/---
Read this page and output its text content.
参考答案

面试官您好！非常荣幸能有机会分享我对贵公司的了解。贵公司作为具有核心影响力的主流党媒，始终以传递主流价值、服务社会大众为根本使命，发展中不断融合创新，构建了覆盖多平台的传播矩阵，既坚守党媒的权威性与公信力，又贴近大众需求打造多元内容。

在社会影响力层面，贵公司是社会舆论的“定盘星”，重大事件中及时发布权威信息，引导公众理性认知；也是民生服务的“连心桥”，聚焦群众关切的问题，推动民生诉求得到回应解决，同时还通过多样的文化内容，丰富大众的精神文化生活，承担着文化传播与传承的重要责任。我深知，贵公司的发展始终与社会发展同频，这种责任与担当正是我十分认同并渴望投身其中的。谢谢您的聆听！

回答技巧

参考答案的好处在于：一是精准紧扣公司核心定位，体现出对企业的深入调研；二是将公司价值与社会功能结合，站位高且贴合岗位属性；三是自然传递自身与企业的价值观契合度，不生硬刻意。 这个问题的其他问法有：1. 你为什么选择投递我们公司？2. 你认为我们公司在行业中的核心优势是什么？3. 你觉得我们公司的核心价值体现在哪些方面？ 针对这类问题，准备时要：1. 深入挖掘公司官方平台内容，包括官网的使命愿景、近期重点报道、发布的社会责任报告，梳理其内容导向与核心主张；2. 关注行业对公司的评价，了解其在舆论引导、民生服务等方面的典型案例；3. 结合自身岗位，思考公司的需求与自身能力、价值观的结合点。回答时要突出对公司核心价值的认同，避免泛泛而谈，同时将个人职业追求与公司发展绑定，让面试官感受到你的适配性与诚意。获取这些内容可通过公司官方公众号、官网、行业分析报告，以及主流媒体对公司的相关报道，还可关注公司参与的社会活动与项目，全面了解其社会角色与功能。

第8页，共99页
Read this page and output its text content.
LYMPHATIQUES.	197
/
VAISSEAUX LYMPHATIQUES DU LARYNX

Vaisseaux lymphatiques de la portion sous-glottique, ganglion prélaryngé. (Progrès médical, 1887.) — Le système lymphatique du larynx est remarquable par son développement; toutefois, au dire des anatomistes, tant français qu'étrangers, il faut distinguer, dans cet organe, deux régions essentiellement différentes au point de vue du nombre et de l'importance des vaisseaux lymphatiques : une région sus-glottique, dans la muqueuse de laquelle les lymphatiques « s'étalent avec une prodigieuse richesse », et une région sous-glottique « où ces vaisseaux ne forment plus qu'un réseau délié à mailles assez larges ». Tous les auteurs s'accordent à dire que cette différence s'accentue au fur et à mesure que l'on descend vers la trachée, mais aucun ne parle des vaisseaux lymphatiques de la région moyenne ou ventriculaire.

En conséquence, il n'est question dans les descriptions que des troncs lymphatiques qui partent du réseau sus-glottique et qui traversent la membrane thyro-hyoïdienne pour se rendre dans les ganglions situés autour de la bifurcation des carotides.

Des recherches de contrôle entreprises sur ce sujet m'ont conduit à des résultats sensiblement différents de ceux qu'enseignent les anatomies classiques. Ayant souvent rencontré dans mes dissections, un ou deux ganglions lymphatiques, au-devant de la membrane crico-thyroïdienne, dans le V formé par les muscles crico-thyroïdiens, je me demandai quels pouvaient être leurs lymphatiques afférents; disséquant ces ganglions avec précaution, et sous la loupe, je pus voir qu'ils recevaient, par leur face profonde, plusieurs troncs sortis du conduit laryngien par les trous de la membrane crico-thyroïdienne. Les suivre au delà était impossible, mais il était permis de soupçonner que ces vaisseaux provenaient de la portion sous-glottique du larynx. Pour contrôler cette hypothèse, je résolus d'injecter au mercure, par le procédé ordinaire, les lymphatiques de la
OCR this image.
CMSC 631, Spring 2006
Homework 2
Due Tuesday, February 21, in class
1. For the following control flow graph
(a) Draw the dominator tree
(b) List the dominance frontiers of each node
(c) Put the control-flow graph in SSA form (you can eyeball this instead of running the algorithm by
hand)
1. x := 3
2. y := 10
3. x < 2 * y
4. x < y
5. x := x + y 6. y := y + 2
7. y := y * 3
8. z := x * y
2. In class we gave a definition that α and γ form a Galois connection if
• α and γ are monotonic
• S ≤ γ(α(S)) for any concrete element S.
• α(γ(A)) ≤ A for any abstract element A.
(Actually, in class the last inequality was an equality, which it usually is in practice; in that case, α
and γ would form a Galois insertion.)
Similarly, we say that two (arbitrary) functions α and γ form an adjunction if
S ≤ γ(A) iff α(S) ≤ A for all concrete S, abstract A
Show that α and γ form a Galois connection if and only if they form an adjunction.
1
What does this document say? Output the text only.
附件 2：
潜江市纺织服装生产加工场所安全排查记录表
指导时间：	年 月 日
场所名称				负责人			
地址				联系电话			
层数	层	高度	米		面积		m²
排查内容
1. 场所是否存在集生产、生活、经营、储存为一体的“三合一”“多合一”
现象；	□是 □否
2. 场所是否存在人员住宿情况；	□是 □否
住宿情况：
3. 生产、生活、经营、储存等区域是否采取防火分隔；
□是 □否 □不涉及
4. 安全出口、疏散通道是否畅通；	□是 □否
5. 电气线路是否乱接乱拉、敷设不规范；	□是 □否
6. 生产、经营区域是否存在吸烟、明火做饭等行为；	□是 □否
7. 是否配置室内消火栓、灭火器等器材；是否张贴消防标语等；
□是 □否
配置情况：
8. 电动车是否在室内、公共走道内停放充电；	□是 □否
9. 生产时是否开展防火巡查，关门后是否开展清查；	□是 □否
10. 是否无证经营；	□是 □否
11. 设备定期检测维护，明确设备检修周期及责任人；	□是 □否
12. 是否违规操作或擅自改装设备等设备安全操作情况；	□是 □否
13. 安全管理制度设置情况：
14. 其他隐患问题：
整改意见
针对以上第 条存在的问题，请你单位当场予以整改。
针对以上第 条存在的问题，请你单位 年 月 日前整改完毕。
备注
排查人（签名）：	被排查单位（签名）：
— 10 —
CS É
\---
> The task: Reproduce every entry shown above, precisely as it stands.

> Written answer:
Read this page and output its text content.
参考答案

面试官您好！非常荣幸能有机会分享我对贵公司的了解。贵公司作为具有核心影响力的主流党媒，始终以传递主流价值、服务社会大众为根本使命，发展中不断融合创新，构建了覆盖多平台的传播矩阵，既坚守党媒的权威性与公信力，又贴近大众需求打造多元内容。

在社会影响力层面，贵公司是社会舆论的“定盘星”，重大事件中及时发布权威信息，引导公众理性认知；也是民生服务的“连心桥”，聚焦群众关切的问题，推动民生诉求得到回应解决，同时还通过多样的文化内容，丰富大众的精神文化生活，承担着文化传播与传承的重要责任。我深知，贵公司的发展始终与社会发展同频，这种责任与担当正是我十分认同并渴望投身其中的。谢谢您的聆听！

回答技巧

参考答案的好处在于：一是精准紧扣公司核心定位，体现出对企业的深入调研；二是将公司价值与社会功能结合，站位高且贴合岗位属性；三是自然传递自身与企业的价值观契合度，不生硬刻意。 这个问题的其他问法有：1. 你为什么选择投递我们公司？2. 你认为我们公司在行业中的核心优势是什么？3. 你觉得我们公司的核心价值体现在哪些方面？ 针对这类问题，准备时要：1. 深入挖掘公司官方平台内容，包括官网的使命愿景、近期重点报道、发布的社会责任报告，梳理其内容导向与核心主张；2. 关注行业对公司的评价，了解其在舆论引导、民生服务等方面的典型案例；3. 结合自身岗位，思考公司的需求与自身能力、价值观的结合点。回答时要突出对公司核心价值的认同，避免泛泛而谈，同时将个人职业追求与公司发展绑定，让面试官感受到你的适配性与诚意。获取这些内容可通过公司官方公众号、官网、行业分析报告，以及主流媒体对公司的相关报道，还可关注公司参与的社会活动与项目，全面了解其社会角色与功能。

第8页，共99页
Read this page and output its text content.
LYMPHATIQUES.	197
/
VAISSEAUX LYMPHATIQUES DU LARYNX

Vaisseaux lymphatiques de la portion sous-glottique, ganglion prélaryngé. (Progrès médical, 1887.) — Le système lymphatique du larynx est remarquable par son développement; toutefois, au dire des anatomistes, tant français qu'étrangers, il faut distinguer, dans cet organe, deux régions essentiellement différentes au point de vue du nombre et de l'importance des vaisseaux lymphatiques : une région sus-glottique, dans la muqueuse de laquelle les lymphatiques « s'étalent avec une prodigieuse richesse », et une région sous-glottique « où ces vaisseaux ne forment plus qu'un réseau délié à mailles assez larges ». Tous les auteurs s'accordent à dire que cette différence s'accentue au fur et à mesure que l'on descend vers la trachée, mais aucun ne parle des vaisseaux lymphatiques de la région moyenne ou ventriculaire.

En conséquence, il n'est question dans les descriptions que des troncs lymphatiques qui partent du réseau sus-glottique et qui traversent la membrane thyro-hyoïdienne pour se rendre dans les ganglions situés autour de la bifurcation des carotides.

Des recherches de contrôle entreprises sur ce sujet m'ont conduit à des résultats sensiblement différents de ceux qu'enseignent les anatomies classiques. Ayant souvent rencontré dans mes dissections, un ou deux ganglions lymphatiques, au-devant de la membrane crico-thyroïdienne, dans le V formé par les muscles crico-thyroïdiens, je me demandai quels pouvaient être leurs lymphatiques afférents; disséquant ces ganglions avec précaution, et sous la loupe, je pus voir qu'ils recevaient, par leur face profonde, plusieurs troncs sortis du conduit laryngien par les trous de la membrane crico-thyroïdienne. Les suivre au delà était impossible, mais il était permis de soupçonner que ces vaisseaux provenaient de la portion sous-glottique du larynx. Pour contrôler cette hypothèse, je résolus d'injecter au mercure, par le procédé ordinaire, les lymphatiques de la
OCR this image.
CMSC 631, Spring 2006
Homework 2
Due Tuesday, February 21, in class
1. For the following control flow graph
(a) Draw the dominator tree
(b) List the dominance frontiers of each node
(c) Put the control-flow graph in SSA form (you can eyeball this instead of running the algorithm by
hand)
1. x := 3
2. y := 10
3. x < 2 * y
4. x < y
5. x := x + y 6. y := y + 2
7. y := y * 3
8. z := x * y
2. In class we gave a definition that α and γ form a Galois connection if
• α and γ are monotonic
• S ≤ γ(α(S)) for any concrete element S.
• α(γ(A)) ≤ A for any abstract element A.
(Actually, in class the last inequality was an equality, which it usually is in practice; in that case, α
and γ would form a Galois insertion.)
Similarly, we say that two (arbitrary) functions α and γ form an adjunction if
S ≤ γ(A) iff α(S) ≤ A for all concrete S, abstract A
Show that α and γ form a Galois connection if and only if they form an adjunction.
1
What does this document say? Output the text only.
附件 2：
潜江市纺织服装生产加工场所安全排查记录表
指导时间：	年 月 日
场所名称				负责人			
地址				联系电话			
层数	层	高度	米		面积		m²
排查内容
1. 场所是否存在集生产、生活、经营、储存为一体的“三合一”“多合一”
现象；	□是 □否
2. 场所是否存在人员住宿情况；	□是 □否
住宿情况：
3. 生产、生活、经营、储存等区域是否采取防火分隔；
□是 □否 □不涉及
4. 安全出口、疏散通道是否畅通；	□是 □否
5. 电气线路是否乱接乱拉、敷设不规范；	□是 □否
6. 生产、经营区域是否存在吸烟、明火做饭等行为；	□是 □否
7. 是否配置室内消火栓、灭火器等器材；是否张贴消防标语等；
□是 □否
配置情况：
8. 电动车是否在室内、公共走道内停放充电；	□是 □否
9. 生产时是否开展防火巡查，关门后是否开展清查；	□是 □否
10. 是否无证经营；	□是 □否
11. 设备定期检测维护，明确设备检修周期及责任人；	□是 □否
12. 是否违规操作或擅自改装设备等设备安全操作情况；	□是 □否
13. 安全管理制度设置情况：
14. 其他隐患问题：
整改意见
针对以上第 条存在的问题，请你单位当场予以整改。
针对以上第 条存在的问题，请你单位 年 月 日前整改完毕。
备注
排查人（签名）：	被排查单位（签名）：
— 10 —
CS É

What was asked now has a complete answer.